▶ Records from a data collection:
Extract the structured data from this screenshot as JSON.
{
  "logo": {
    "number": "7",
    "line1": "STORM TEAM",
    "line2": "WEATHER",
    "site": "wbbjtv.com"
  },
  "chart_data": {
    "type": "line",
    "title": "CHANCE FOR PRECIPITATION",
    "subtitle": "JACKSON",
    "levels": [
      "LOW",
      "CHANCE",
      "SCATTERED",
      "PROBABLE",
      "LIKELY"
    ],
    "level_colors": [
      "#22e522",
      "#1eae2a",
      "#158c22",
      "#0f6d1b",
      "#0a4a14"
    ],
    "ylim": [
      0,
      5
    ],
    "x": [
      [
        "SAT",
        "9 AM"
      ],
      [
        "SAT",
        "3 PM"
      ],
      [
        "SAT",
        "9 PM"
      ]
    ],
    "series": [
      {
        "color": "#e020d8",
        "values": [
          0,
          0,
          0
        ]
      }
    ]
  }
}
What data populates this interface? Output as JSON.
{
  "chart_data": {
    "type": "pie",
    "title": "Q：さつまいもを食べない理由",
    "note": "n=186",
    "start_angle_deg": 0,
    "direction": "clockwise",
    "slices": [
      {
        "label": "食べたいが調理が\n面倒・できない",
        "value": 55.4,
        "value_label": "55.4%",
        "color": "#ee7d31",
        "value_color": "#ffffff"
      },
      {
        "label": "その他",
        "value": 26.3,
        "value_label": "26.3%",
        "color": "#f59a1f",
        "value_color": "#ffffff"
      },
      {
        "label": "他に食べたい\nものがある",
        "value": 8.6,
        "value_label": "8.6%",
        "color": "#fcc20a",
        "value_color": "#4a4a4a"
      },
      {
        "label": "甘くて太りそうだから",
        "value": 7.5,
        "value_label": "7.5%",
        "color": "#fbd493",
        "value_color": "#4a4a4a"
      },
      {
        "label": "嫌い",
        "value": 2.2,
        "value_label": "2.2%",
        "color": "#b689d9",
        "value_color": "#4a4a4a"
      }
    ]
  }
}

▶ WHAT TO WORK ON:
Give nothing but the count of lines in the listing above that hold the string "JSON".

▶ OUTPUT OF THE EXERCISE:
2